(Records)
——————————
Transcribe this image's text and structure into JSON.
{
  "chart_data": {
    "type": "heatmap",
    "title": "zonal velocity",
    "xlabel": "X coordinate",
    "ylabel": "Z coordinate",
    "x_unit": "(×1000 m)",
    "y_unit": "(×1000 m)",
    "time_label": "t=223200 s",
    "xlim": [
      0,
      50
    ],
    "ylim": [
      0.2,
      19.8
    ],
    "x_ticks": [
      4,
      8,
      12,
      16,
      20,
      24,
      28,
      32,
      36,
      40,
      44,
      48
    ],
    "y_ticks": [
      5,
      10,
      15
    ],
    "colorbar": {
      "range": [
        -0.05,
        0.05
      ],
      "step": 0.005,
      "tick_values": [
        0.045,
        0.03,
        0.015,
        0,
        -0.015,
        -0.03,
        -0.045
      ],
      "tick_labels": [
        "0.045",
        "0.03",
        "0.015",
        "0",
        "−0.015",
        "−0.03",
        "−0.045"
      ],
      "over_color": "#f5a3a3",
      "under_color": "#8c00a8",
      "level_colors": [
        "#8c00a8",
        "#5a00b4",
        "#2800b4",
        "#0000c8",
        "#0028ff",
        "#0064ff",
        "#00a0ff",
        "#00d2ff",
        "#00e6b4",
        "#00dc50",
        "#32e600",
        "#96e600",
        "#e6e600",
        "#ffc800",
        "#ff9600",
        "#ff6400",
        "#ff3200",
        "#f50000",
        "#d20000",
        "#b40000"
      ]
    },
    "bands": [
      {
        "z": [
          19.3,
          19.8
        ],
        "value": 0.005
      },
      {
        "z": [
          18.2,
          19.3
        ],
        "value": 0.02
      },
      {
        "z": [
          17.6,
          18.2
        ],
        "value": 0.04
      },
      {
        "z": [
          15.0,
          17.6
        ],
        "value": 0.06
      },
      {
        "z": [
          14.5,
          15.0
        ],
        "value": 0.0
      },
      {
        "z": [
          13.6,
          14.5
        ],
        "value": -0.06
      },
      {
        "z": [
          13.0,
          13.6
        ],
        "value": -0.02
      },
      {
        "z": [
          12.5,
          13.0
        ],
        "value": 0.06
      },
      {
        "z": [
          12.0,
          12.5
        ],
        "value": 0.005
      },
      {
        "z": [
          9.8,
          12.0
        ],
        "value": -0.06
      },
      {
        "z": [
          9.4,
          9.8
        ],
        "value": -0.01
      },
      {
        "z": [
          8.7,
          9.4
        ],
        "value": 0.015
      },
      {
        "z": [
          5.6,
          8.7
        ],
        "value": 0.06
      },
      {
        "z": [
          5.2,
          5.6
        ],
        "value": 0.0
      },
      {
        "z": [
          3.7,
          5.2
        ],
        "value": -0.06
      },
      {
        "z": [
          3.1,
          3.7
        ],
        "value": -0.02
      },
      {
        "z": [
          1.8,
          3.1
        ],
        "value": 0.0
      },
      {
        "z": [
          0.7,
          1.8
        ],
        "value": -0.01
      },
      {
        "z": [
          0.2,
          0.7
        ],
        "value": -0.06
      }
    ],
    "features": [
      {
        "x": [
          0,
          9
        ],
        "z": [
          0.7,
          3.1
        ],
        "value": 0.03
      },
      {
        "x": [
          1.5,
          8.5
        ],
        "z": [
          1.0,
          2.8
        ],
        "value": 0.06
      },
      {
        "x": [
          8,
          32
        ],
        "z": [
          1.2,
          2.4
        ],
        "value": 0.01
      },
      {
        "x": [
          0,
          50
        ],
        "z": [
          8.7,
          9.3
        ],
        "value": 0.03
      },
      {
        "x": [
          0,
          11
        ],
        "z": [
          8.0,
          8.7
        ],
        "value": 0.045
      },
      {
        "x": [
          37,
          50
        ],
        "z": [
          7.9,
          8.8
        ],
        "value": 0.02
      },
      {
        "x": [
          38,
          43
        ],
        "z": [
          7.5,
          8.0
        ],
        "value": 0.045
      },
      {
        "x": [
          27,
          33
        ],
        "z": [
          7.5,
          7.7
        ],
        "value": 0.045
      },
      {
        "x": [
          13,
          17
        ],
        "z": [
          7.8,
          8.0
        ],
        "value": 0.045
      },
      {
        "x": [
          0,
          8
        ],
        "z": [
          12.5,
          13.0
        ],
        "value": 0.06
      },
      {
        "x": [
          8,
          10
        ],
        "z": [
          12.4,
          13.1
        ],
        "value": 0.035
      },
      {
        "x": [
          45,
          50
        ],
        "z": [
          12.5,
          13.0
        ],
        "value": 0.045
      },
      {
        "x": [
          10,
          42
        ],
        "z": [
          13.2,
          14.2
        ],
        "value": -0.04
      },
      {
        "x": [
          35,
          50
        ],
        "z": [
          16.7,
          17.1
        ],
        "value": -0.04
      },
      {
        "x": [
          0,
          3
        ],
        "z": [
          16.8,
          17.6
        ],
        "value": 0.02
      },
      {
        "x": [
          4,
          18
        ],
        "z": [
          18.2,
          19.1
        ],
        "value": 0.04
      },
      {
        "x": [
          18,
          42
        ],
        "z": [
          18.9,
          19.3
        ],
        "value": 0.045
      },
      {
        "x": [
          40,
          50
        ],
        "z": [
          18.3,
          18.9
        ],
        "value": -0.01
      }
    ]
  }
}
——————————
**Your instructions:** Scan the lines for the string "coordinate". Copy out each line that matches.

**Exercise output:**
    "xlabel": "X coordinate",
    "ylabel": "Z coordinate",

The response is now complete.